_Exercise_
Without the images, output each record below as it stands.

_Dataset rows_

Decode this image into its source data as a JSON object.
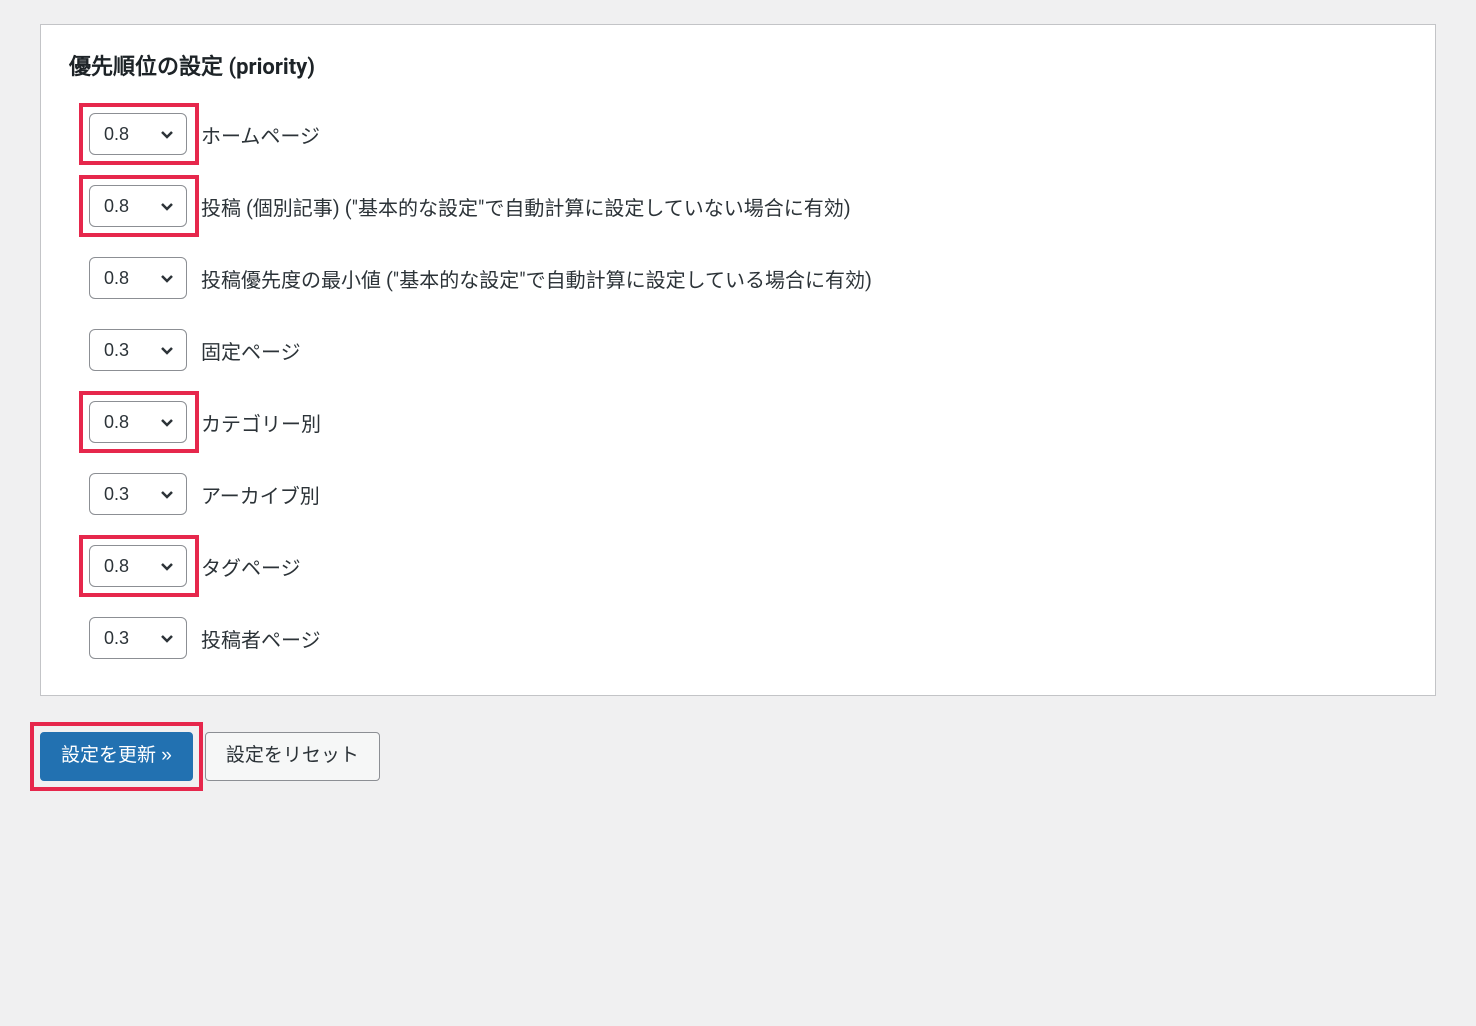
{
  "panel": {
    "title": "優先順位の設定 (priority)",
    "rows": [
      {
        "value": "0.8",
        "label": "ホームページ",
        "highlighted": true
      },
      {
        "value": "0.8",
        "label": "投稿 (個別記事) (\"基本的な設定\"で自動計算に設定していない場合に有効)",
        "highlighted": true
      },
      {
        "value": "0.8",
        "label": "投稿優先度の最小値 (\"基本的な設定\"で自動計算に設定している場合に有効)",
        "highlighted": false
      },
      {
        "value": "0.3",
        "label": "固定ページ",
        "highlighted": false
      },
      {
        "value": "0.8",
        "label": "カテゴリー別",
        "highlighted": true
      },
      {
        "value": "0.3",
        "label": "アーカイブ別",
        "highlighted": false
      },
      {
        "value": "0.8",
        "label": "タグページ",
        "highlighted": true
      },
      {
        "value": "0.3",
        "label": "投稿者ページ",
        "highlighted": false
      }
    ]
  },
  "buttons": {
    "update": "設定を更新 »",
    "reset": "設定をリセット"
  }
}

_Finished exercise_
Decode this image into its source data as a JSON object.
{
  "panel": {
    "title": "優先順位の設定 (priority)",
    "rows": [
      {
        "value": "0.8",
        "label": "ホームページ",
        "highlighted": true
      },
      {
        "value": "0.8",
        "label": "投稿 (個別記事) (\"基本的な設定\"で自動計算に設定していない場合に有効)",
        "highlighted": true
      },
      {
        "value": "0.8",
        "label": "投稿優先度の最小値 (\"基本的な設定\"で自動計算に設定している場合に有効)",
        "highlighted": false
      },
      {
        "value": "0.3",
        "label": "固定ページ",
        "highlighted": false
      },
      {
        "value": "0.8",
        "label": "カテゴリー別",
        "highlighted": true
      },
      {
        "value": "0.3",
        "label": "アーカイブ別",
        "highlighted": false
      },
      {
        "value": "0.8",
        "label": "タグページ",
        "highlighted": true
      },
      {
        "value": "0.3",
        "label": "投稿者ページ",
        "highlighted": false
      }
    ]
  },
  "buttons": {
    "update": "設定を更新 »",
    "reset": "設定をリセット"
  }
}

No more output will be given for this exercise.